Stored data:
• • • •

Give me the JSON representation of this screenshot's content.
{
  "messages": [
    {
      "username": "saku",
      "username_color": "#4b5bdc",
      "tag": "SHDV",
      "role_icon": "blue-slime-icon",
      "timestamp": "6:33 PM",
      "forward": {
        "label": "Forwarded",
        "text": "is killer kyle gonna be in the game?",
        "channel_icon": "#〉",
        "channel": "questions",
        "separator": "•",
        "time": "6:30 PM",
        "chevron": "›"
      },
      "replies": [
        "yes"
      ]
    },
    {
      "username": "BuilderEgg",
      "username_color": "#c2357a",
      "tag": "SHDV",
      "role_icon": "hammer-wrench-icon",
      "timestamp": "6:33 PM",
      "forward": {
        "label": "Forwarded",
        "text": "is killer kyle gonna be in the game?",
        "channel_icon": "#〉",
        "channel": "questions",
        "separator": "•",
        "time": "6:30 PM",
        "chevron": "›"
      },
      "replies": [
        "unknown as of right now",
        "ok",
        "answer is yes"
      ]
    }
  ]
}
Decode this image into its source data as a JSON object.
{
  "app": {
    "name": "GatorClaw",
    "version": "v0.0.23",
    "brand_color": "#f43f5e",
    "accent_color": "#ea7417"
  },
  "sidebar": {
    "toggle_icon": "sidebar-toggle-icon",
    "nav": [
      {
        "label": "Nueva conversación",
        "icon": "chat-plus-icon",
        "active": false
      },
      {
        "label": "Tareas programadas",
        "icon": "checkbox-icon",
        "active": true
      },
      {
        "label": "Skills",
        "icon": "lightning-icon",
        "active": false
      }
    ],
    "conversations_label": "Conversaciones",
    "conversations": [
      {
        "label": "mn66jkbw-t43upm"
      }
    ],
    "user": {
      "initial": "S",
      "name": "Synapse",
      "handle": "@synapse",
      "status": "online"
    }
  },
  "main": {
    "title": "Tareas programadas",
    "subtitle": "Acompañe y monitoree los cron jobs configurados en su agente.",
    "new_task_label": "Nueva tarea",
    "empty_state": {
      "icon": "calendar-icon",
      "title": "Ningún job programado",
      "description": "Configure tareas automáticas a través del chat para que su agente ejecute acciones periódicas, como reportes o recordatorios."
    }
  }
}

• • • •

• [WHAT NEEDS TO BE DONE]:
Give again only the lines starting at the one that contains "Decode this image" and running to the end of the data.

• [FINAL RESULT]:
Decode this image into its source data as a JSON object.
{
  "app": {
    "name": "GatorClaw",
    "version": "v0.0.23",
    "brand_color": "#f43f5e",
    "accent_color": "#ea7417"
  },
  "sidebar": {
    "toggle_icon": "sidebar-toggle-icon",
    "nav": [
      {
        "label": "Nueva conversación",
        "icon": "chat-plus-icon",
        "active": false
      },
      {
        "label": "Tareas programadas",
        "icon": "checkbox-icon",
        "active": true
      },
      {
        "label": "Skills",
        "icon": "lightning-icon",
        "active": false
      }
    ],
    "conversations_label": "Conversaciones",
    "conversations": [
      {
        "label": "mn66jkbw-t43upm"
      }
    ],
    "user": {
      "initial": "S",
      "name": "Synapse",
      "handle": "@synapse",
      "status": "online"
    }
  },
  "main": {
    "title": "Tareas programadas",
    "subtitle": "Acompañe y monitoree los cron jobs configurados en su agente.",
    "new_task_label": "Nueva tarea",
    "empty_state": {
      "icon": "calendar-icon",
      "title": "Ningún job programado",
      "description": "Configure tareas automáticas a través del chat para que su agente ejecute acciones periódicas, como reportes o recordatorios."
    }
  }
}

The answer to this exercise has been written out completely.